| Task goal |
Every line of the material is to be quoted verbatim, minus the pictures.

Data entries
┌──

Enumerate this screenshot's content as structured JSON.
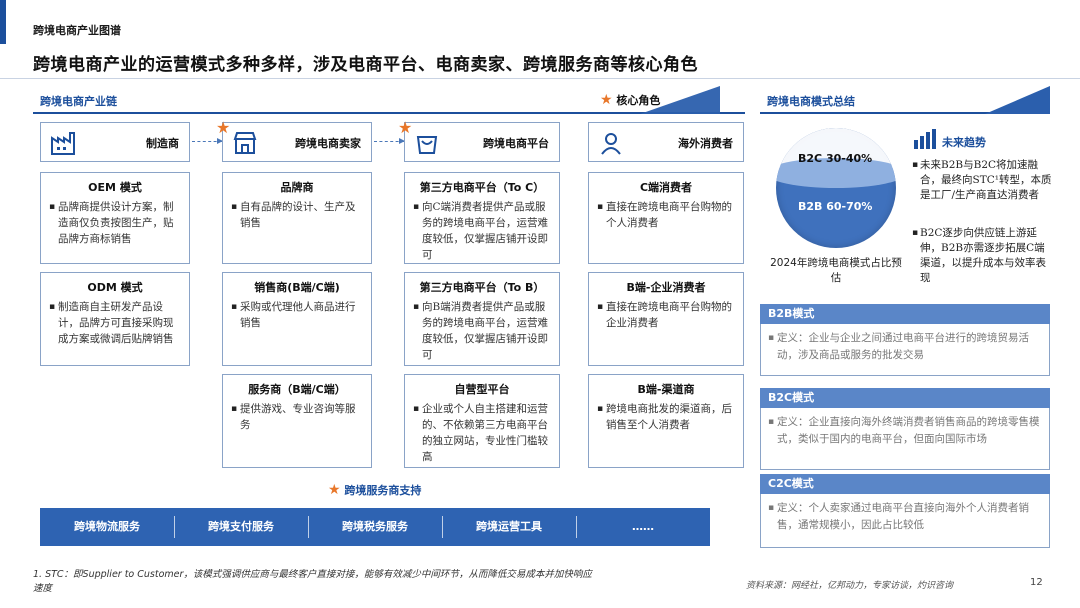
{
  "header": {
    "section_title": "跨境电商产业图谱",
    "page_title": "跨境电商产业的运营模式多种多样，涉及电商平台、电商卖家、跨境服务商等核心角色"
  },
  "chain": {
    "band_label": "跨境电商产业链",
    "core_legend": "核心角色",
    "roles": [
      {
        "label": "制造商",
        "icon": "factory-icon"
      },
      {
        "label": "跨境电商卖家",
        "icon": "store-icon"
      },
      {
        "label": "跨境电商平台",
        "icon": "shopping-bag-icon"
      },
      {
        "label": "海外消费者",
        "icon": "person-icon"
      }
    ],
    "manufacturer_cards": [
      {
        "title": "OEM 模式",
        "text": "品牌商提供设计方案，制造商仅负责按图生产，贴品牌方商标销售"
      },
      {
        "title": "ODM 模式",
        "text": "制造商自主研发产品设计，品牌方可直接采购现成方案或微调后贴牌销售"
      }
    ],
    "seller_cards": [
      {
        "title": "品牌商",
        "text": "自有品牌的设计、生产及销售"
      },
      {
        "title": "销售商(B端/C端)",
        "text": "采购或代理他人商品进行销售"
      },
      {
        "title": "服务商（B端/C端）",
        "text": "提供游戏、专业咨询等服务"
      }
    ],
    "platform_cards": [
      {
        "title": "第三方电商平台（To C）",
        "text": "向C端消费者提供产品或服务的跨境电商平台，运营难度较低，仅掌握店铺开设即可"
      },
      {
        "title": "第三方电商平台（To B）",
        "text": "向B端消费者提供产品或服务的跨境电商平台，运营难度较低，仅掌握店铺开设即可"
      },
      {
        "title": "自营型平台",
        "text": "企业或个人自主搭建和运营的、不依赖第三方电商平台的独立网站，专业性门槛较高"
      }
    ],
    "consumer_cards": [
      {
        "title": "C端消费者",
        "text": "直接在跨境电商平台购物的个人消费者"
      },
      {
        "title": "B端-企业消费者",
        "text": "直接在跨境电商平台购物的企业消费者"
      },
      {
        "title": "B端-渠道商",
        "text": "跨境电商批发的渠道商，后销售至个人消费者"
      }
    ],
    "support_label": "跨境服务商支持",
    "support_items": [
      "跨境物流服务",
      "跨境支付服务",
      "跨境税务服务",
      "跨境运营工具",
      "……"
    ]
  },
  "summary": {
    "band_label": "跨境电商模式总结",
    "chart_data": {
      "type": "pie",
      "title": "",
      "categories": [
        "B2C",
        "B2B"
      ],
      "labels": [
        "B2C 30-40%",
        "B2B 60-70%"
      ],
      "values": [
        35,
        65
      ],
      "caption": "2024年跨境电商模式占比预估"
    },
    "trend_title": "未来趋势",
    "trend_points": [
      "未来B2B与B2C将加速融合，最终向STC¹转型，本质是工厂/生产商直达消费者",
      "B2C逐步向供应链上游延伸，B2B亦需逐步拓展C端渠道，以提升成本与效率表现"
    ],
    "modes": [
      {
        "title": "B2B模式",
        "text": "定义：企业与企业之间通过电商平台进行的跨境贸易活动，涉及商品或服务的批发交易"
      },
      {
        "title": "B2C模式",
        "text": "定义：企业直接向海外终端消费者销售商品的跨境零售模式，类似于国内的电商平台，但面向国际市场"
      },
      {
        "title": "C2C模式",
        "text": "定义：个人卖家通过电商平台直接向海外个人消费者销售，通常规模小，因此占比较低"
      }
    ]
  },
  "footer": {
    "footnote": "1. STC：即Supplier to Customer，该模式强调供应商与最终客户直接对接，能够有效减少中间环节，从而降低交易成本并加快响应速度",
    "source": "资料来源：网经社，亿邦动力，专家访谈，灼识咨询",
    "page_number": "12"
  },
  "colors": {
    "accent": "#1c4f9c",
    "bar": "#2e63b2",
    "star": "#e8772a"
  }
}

└──

| Response for this exercise |
Enumerate this screenshot's content as structured JSON.
{
  "header": {
    "section_title": "跨境电商产业图谱",
    "page_title": "跨境电商产业的运营模式多种多样，涉及电商平台、电商卖家、跨境服务商等核心角色"
  },
  "chain": {
    "band_label": "跨境电商产业链",
    "core_legend": "核心角色",
    "roles": [
      {
        "label": "制造商",
        "icon": "factory-icon"
      },
      {
        "label": "跨境电商卖家",
        "icon": "store-icon"
      },
      {
        "label": "跨境电商平台",
        "icon": "shopping-bag-icon"
      },
      {
        "label": "海外消费者",
        "icon": "person-icon"
      }
    ],
    "manufacturer_cards": [
      {
        "title": "OEM 模式",
        "text": "品牌商提供设计方案，制造商仅负责按图生产，贴品牌方商标销售"
      },
      {
        "title": "ODM 模式",
        "text": "制造商自主研发产品设计，品牌方可直接采购现成方案或微调后贴牌销售"
      }
    ],
    "seller_cards": [
      {
        "title": "品牌商",
        "text": "自有品牌的设计、生产及销售"
      },
      {
        "title": "销售商(B端/C端)",
        "text": "采购或代理他人商品进行销售"
      },
      {
        "title": "服务商（B端/C端）",
        "text": "提供游戏、专业咨询等服务"
      }
    ],
    "platform_cards": [
      {
        "title": "第三方电商平台（To C）",
        "text": "向C端消费者提供产品或服务的跨境电商平台，运营难度较低，仅掌握店铺开设即可"
      },
      {
        "title": "第三方电商平台（To B）",
        "text": "向B端消费者提供产品或服务的跨境电商平台，运营难度较低，仅掌握店铺开设即可"
      },
      {
        "title": "自营型平台",
        "text": "企业或个人自主搭建和运营的、不依赖第三方电商平台的独立网站，专业性门槛较高"
      }
    ],
    "consumer_cards": [
      {
        "title": "C端消费者",
        "text": "直接在跨境电商平台购物的个人消费者"
      },
      {
        "title": "B端-企业消费者",
        "text": "直接在跨境电商平台购物的企业消费者"
      },
      {
        "title": "B端-渠道商",
        "text": "跨境电商批发的渠道商，后销售至个人消费者"
      }
    ],
    "support_label": "跨境服务商支持",
    "support_items": [
      "跨境物流服务",
      "跨境支付服务",
      "跨境税务服务",
      "跨境运营工具",
      "……"
    ]
  },
  "summary": {
    "band_label": "跨境电商模式总结",
    "chart_data": {
      "type": "pie",
      "title": "",
      "categories": [
        "B2C",
        "B2B"
      ],
      "labels": [
        "B2C 30-40%",
        "B2B 60-70%"
      ],
      "values": [
        35,
        65
      ],
      "caption": "2024年跨境电商模式占比预估"
    },
    "trend_title": "未来趋势",
    "trend_points": [
      "未来B2B与B2C将加速融合，最终向STC¹转型，本质是工厂/生产商直达消费者",
      "B2C逐步向供应链上游延伸，B2B亦需逐步拓展C端渠道，以提升成本与效率表现"
    ],
    "modes": [
      {
        "title": "B2B模式",
        "text": "定义：企业与企业之间通过电商平台进行的跨境贸易活动，涉及商品或服务的批发交易"
      },
      {
        "title": "B2C模式",
        "text": "定义：企业直接向海外终端消费者销售商品的跨境零售模式，类似于国内的电商平台，但面向国际市场"
      },
      {
        "title": "C2C模式",
        "text": "定义：个人卖家通过电商平台直接向海外个人消费者销售，通常规模小，因此占比较低"
      }
    ]
  },
  "footer": {
    "footnote": "1. STC：即Supplier to Customer，该模式强调供应商与最终客户直接对接，能够有效减少中间环节，从而降低交易成本并加快响应速度",
    "source": "资料来源：网经社，亿邦动力，专家访谈，灼识咨询",
    "page_number": "12"
  },
  "colors": {
    "accent": "#1c4f9c",
    "bar": "#2e63b2",
    "star": "#e8772a"
  }
}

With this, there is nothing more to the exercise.